— START MATERIALS PROVIDED —
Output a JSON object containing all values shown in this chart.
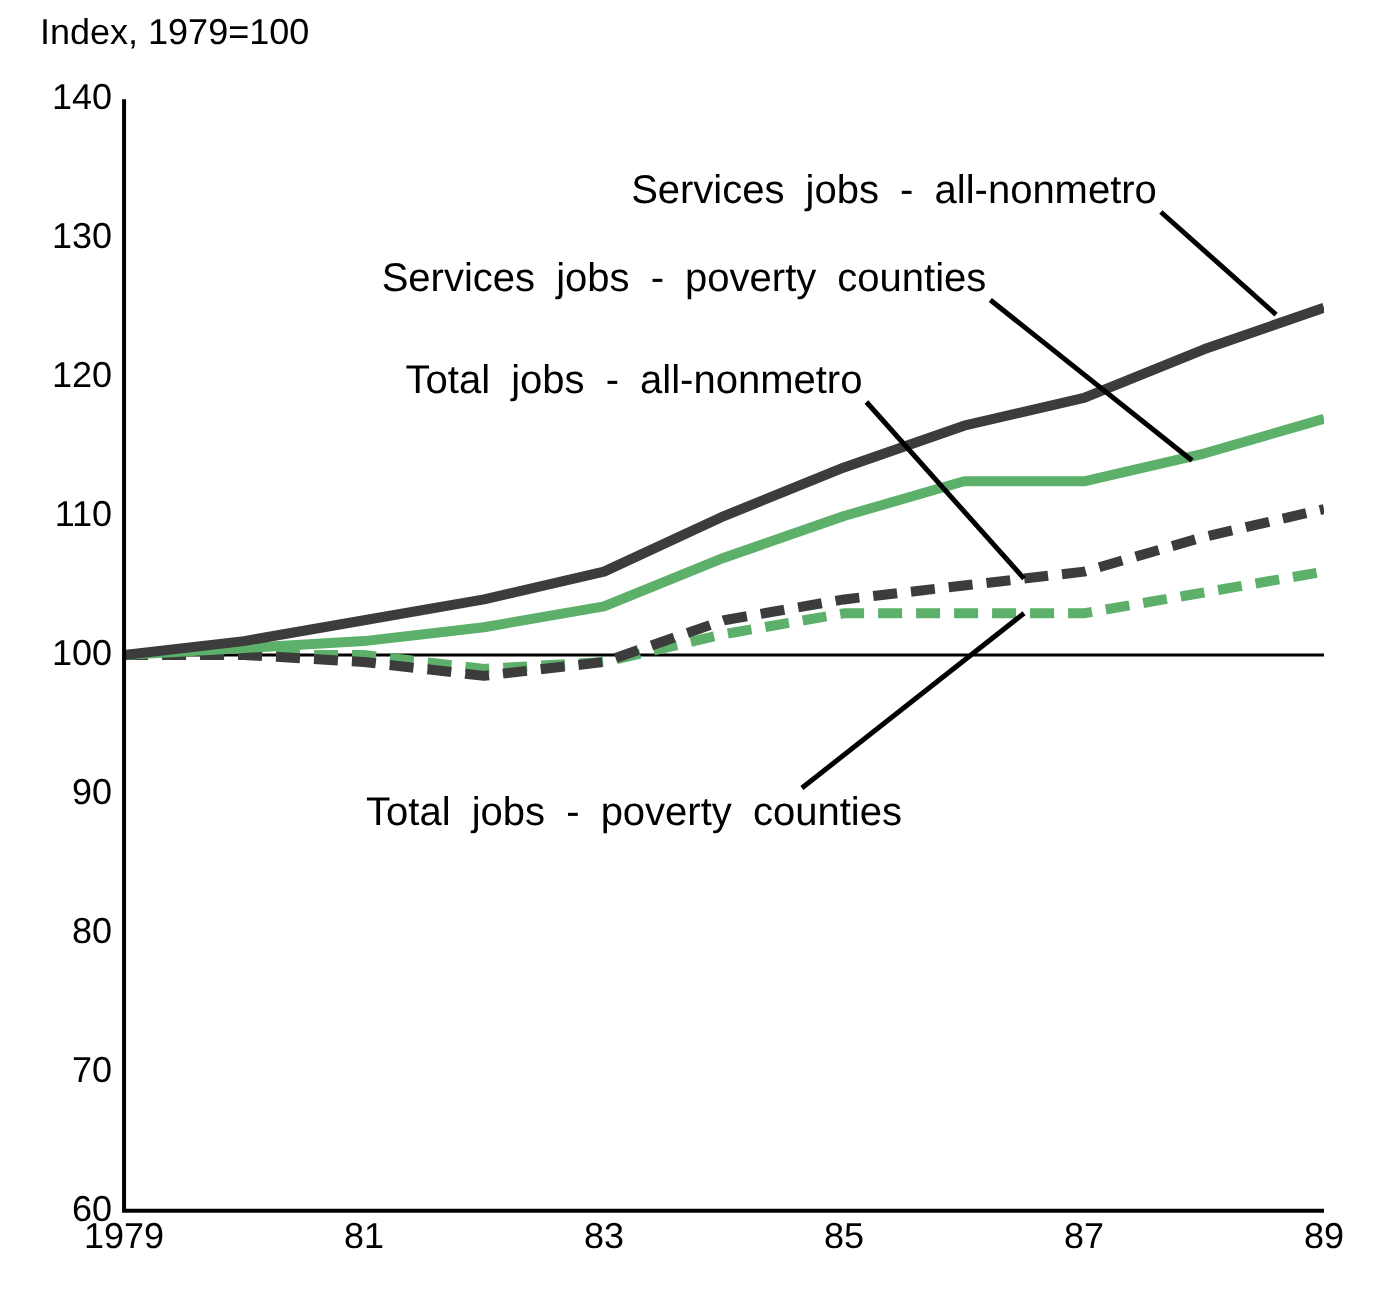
{
  "chart_data": {
    "type": "line",
    "ylabel": "Index, 1979=100",
    "x": [
      1979,
      1980,
      1981,
      1982,
      1983,
      1984,
      1985,
      1986,
      1987,
      1988,
      1989
    ],
    "xlim": [
      1979,
      1989
    ],
    "xticks": [
      1979,
      {
        "value": 1981,
        "label": "81"
      },
      {
        "value": 1983,
        "label": "83"
      },
      {
        "value": 1985,
        "label": "85"
      },
      {
        "value": 1987,
        "label": "87"
      },
      {
        "value": 1989,
        "label": "89"
      }
    ],
    "ylim": [
      60,
      140
    ],
    "yticks": [
      60,
      70,
      80,
      90,
      100,
      110,
      120,
      130,
      140
    ],
    "grid": false,
    "legend": false,
    "marker": "none",
    "series": [
      {
        "color": "#3c3c3c",
        "line_style": "solid",
        "values": [
          100,
          101,
          102.5,
          104,
          106,
          110,
          113.5,
          116.5,
          118.5,
          122,
          125
        ]
      },
      {
        "color": "#5cb06a",
        "line_style": "solid",
        "values": [
          100,
          100.5,
          101,
          102,
          103.5,
          107,
          110,
          112.5,
          112.5,
          114.5,
          117
        ]
      },
      {
        "color": "#3c3c3c",
        "line_style": "dashed",
        "values": [
          100,
          100,
          99.5,
          98.5,
          99.5,
          102.5,
          104,
          105,
          106,
          108.5,
          110.5
        ]
      },
      {
        "color": "#5cb06a",
        "line_style": "dashed",
        "values": [
          100,
          100,
          100,
          99,
          99.5,
          101.5,
          103,
          103,
          103,
          104.5,
          106
        ]
      }
    ],
    "ref_lines": [
      {
        "axis": "y",
        "value": 100,
        "color": "#000000"
      }
    ],
    "annotations": [
      {
        "text": "Services jobs - all-nonmetro",
        "x": 1988.6,
        "y": 124.5
      },
      {
        "text": "Services jobs - poverty counties",
        "x": 1987.9,
        "y": 114
      },
      {
        "text": "Total jobs - all-nonmetro",
        "x": 1986.5,
        "y": 105.5
      },
      {
        "text": "Total jobs - poverty counties",
        "x": 1986.5,
        "y": 103
      }
    ]
  }
}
— END MATERIALS PROVIDED —
● **EXERCISE**:
Your copy should repeat each entry above exactly but contain no pictures.

● **TASK RESPONSE**:
Output a JSON object containing all values shown in this chart.
{
  "chart_data": {
    "type": "line",
    "ylabel": "Index, 1979=100",
    "x": [
      1979,
      1980,
      1981,
      1982,
      1983,
      1984,
      1985,
      1986,
      1987,
      1988,
      1989
    ],
    "xlim": [
      1979,
      1989
    ],
    "xticks": [
      1979,
      {
        "value": 1981,
        "label": "81"
      },
      {
        "value": 1983,
        "label": "83"
      },
      {
        "value": 1985,
        "label": "85"
      },
      {
        "value": 1987,
        "label": "87"
      },
      {
        "value": 1989,
        "label": "89"
      }
    ],
    "ylim": [
      60,
      140
    ],
    "yticks": [
      60,
      70,
      80,
      90,
      100,
      110,
      120,
      130,
      140
    ],
    "grid": false,
    "legend": false,
    "marker": "none",
    "series": [
      {
        "color": "#3c3c3c",
        "line_style": "solid",
        "values": [
          100,
          101,
          102.5,
          104,
          106,
          110,
          113.5,
          116.5,
          118.5,
          122,
          125
        ]
      },
      {
        "color": "#5cb06a",
        "line_style": "solid",
        "values": [
          100,
          100.5,
          101,
          102,
          103.5,
          107,
          110,
          112.5,
          112.5,
          114.5,
          117
        ]
      },
      {
        "color": "#3c3c3c",
        "line_style": "dashed",
        "values": [
          100,
          100,
          99.5,
          98.5,
          99.5,
          102.5,
          104,
          105,
          106,
          108.5,
          110.5
        ]
      },
      {
        "color": "#5cb06a",
        "line_style": "dashed",
        "values": [
          100,
          100,
          100,
          99,
          99.5,
          101.5,
          103,
          103,
          103,
          104.5,
          106
        ]
      }
    ],
    "ref_lines": [
      {
        "axis": "y",
        "value": 100,
        "color": "#000000"
      }
    ],
    "annotations": [
      {
        "text": "Services jobs - all-nonmetro",
        "x": 1988.6,
        "y": 124.5
      },
      {
        "text": "Services jobs - poverty counties",
        "x": 1987.9,
        "y": 114
      },
      {
        "text": "Total jobs - all-nonmetro",
        "x": 1986.5,
        "y": 105.5
      },
      {
        "text": "Total jobs - poverty counties",
        "x": 1986.5,
        "y": 103
      }
    ]
  }
}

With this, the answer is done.